### EXERCISE AIM
Single out the lines of the material that contain "grid" and copy them.
■ ■ ■
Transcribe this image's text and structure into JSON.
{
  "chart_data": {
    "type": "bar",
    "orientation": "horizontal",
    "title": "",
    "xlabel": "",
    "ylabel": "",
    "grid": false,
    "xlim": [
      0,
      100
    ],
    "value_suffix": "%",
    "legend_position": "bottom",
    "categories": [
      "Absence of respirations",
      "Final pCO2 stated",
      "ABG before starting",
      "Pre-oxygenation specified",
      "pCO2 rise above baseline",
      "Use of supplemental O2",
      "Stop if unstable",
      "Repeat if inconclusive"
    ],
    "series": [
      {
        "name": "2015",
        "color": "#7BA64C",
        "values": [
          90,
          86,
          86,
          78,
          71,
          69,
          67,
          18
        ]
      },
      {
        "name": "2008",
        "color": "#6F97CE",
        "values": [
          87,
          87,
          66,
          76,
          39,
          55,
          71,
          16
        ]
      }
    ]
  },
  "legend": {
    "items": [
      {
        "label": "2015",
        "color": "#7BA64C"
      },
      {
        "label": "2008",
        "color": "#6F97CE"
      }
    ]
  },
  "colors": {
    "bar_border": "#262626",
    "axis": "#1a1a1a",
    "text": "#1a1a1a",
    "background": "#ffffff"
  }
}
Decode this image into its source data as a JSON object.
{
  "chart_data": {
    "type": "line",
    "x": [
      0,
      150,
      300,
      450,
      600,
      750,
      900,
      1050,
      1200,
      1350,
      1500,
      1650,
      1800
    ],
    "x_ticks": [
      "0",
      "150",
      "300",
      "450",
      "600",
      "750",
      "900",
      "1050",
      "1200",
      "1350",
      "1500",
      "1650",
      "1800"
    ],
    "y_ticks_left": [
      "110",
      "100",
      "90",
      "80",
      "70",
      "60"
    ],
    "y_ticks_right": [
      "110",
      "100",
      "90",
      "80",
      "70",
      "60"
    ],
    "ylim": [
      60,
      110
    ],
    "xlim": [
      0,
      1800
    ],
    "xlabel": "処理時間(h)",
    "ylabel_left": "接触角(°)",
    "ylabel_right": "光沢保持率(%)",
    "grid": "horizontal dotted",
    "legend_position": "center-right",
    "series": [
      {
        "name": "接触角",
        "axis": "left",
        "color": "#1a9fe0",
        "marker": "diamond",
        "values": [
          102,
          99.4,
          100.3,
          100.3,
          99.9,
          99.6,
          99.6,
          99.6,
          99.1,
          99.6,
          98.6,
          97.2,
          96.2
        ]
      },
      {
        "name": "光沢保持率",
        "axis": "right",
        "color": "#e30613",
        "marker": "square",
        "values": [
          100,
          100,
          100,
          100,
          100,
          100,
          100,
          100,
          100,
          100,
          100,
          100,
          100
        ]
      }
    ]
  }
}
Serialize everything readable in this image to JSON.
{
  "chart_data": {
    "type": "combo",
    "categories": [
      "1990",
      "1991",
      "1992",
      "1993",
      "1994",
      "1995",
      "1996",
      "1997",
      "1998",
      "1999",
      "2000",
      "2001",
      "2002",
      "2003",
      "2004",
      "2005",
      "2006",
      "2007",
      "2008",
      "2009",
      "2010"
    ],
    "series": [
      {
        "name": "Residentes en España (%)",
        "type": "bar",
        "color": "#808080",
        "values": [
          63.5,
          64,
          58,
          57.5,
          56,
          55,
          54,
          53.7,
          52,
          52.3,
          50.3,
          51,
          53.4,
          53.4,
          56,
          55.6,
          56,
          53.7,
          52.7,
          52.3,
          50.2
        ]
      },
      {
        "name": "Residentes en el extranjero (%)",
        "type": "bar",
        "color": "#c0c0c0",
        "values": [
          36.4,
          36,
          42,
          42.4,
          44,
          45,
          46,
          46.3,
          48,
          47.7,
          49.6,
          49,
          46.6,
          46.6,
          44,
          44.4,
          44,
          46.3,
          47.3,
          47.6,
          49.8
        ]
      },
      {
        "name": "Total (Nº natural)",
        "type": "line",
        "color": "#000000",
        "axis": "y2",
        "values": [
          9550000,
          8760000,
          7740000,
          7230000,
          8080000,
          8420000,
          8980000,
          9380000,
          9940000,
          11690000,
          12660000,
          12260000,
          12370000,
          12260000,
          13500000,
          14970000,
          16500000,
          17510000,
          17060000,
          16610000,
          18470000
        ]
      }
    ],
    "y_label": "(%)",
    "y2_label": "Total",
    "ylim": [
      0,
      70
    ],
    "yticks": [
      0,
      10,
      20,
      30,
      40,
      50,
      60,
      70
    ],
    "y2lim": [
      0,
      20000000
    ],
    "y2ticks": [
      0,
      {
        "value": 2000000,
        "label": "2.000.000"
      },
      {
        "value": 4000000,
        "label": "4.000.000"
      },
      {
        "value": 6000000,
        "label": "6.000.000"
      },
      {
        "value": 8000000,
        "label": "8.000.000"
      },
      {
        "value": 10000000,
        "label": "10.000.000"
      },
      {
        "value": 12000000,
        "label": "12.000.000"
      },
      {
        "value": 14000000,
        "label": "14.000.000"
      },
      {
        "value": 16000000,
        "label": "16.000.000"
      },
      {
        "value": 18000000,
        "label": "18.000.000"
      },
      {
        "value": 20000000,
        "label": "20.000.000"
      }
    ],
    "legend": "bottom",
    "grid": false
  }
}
■ ■ ■
### EXERCISE ANSWER
    "grid": false,
    "grid": "horizontal dotted",
    "grid": false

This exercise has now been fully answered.